━━ Entries supplied
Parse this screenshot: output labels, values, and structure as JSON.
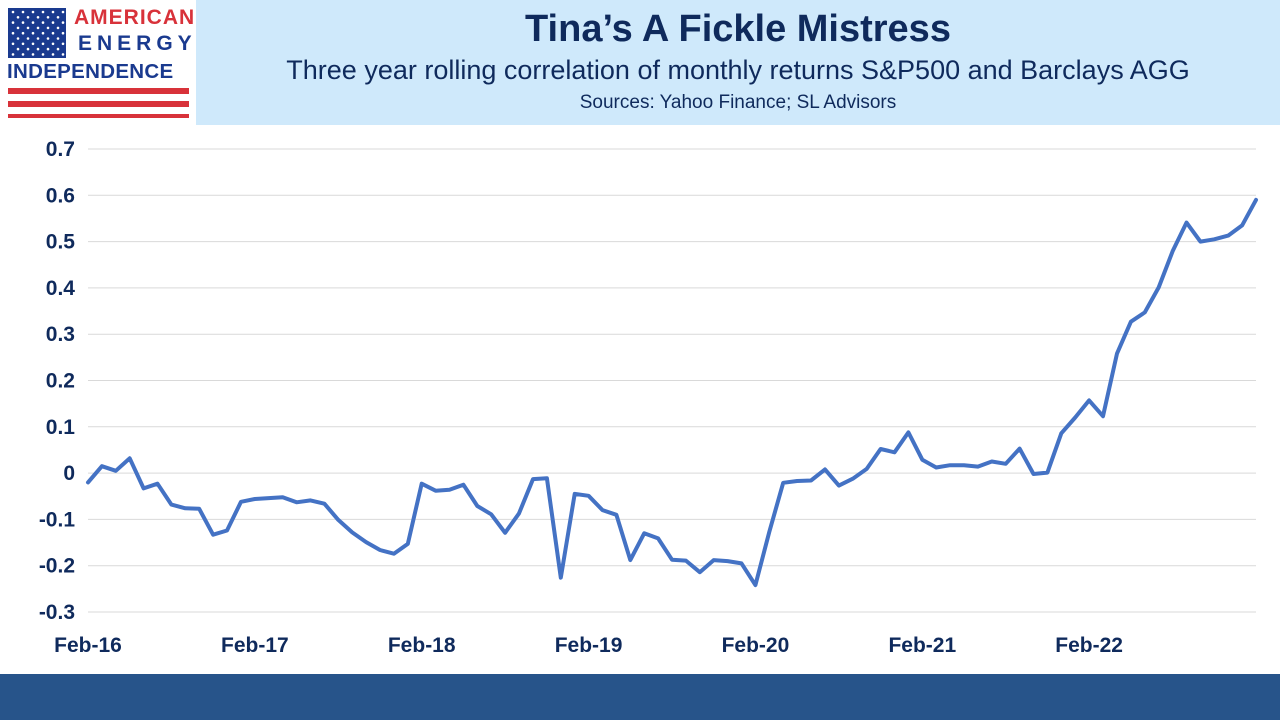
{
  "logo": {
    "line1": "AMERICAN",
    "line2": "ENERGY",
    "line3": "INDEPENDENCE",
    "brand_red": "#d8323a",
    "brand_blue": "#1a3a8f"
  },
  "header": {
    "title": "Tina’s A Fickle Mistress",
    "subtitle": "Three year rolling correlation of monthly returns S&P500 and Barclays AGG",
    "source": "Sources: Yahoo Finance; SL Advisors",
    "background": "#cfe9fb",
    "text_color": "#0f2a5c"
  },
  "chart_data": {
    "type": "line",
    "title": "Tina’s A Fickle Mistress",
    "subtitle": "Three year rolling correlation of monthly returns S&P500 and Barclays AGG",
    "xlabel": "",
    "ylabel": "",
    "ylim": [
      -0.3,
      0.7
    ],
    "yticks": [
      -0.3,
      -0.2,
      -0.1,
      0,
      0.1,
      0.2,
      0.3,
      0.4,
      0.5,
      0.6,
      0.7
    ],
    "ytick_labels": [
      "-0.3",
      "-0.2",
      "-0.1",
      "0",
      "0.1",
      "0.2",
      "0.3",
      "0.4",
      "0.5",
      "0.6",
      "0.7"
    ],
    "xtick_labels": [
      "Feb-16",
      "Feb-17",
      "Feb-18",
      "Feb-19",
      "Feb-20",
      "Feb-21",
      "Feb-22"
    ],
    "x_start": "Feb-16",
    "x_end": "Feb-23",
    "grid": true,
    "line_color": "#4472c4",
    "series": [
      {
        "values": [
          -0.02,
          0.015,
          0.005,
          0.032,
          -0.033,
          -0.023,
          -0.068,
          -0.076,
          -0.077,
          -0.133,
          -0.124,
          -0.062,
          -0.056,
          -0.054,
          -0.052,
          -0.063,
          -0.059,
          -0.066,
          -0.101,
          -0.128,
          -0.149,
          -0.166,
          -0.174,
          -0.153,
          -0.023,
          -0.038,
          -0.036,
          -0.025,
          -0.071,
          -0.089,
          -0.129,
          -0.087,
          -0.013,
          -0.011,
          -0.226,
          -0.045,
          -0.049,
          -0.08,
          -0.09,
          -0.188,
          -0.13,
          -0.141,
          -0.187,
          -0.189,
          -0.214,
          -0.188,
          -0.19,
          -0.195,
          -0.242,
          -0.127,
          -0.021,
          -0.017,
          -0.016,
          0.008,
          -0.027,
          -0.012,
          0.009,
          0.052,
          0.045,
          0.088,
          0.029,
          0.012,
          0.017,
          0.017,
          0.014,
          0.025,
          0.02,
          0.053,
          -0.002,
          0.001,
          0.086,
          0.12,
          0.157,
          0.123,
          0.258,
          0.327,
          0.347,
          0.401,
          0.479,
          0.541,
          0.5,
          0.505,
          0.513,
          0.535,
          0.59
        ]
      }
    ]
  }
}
━━━━
The records above need to be given again exactly. Omit the pictures.

▶ _Full solution_
Parse this screenshot: output labels, values, and structure as JSON.
{
  "logo": {
    "line1": "AMERICAN",
    "line2": "ENERGY",
    "line3": "INDEPENDENCE",
    "brand_red": "#d8323a",
    "brand_blue": "#1a3a8f"
  },
  "header": {
    "title": "Tina’s A Fickle Mistress",
    "subtitle": "Three year rolling correlation of monthly returns S&P500 and Barclays AGG",
    "source": "Sources: Yahoo Finance; SL Advisors",
    "background": "#cfe9fb",
    "text_color": "#0f2a5c"
  },
  "chart_data": {
    "type": "line",
    "title": "Tina’s A Fickle Mistress",
    "subtitle": "Three year rolling correlation of monthly returns S&P500 and Barclays AGG",
    "xlabel": "",
    "ylabel": "",
    "ylim": [
      -0.3,
      0.7
    ],
    "yticks": [
      -0.3,
      -0.2,
      -0.1,
      0,
      0.1,
      0.2,
      0.3,
      0.4,
      0.5,
      0.6,
      0.7
    ],
    "ytick_labels": [
      "-0.3",
      "-0.2",
      "-0.1",
      "0",
      "0.1",
      "0.2",
      "0.3",
      "0.4",
      "0.5",
      "0.6",
      "0.7"
    ],
    "xtick_labels": [
      "Feb-16",
      "Feb-17",
      "Feb-18",
      "Feb-19",
      "Feb-20",
      "Feb-21",
      "Feb-22"
    ],
    "x_start": "Feb-16",
    "x_end": "Feb-23",
    "grid": true,
    "line_color": "#4472c4",
    "series": [
      {
        "values": [
          -0.02,
          0.015,
          0.005,
          0.032,
          -0.033,
          -0.023,
          -0.068,
          -0.076,
          -0.077,
          -0.133,
          -0.124,
          -0.062,
          -0.056,
          -0.054,
          -0.052,
          -0.063,
          -0.059,
          -0.066,
          -0.101,
          -0.128,
          -0.149,
          -0.166,
          -0.174,
          -0.153,
          -0.023,
          -0.038,
          -0.036,
          -0.025,
          -0.071,
          -0.089,
          -0.129,
          -0.087,
          -0.013,
          -0.011,
          -0.226,
          -0.045,
          -0.049,
          -0.08,
          -0.09,
          -0.188,
          -0.13,
          -0.141,
          -0.187,
          -0.189,
          -0.214,
          -0.188,
          -0.19,
          -0.195,
          -0.242,
          -0.127,
          -0.021,
          -0.017,
          -0.016,
          0.008,
          -0.027,
          -0.012,
          0.009,
          0.052,
          0.045,
          0.088,
          0.029,
          0.012,
          0.017,
          0.017,
          0.014,
          0.025,
          0.02,
          0.053,
          -0.002,
          0.001,
          0.086,
          0.12,
          0.157,
          0.123,
          0.258,
          0.327,
          0.347,
          0.401,
          0.479,
          0.541,
          0.5,
          0.505,
          0.513,
          0.535,
          0.59
        ]
      }
    ]
  }
}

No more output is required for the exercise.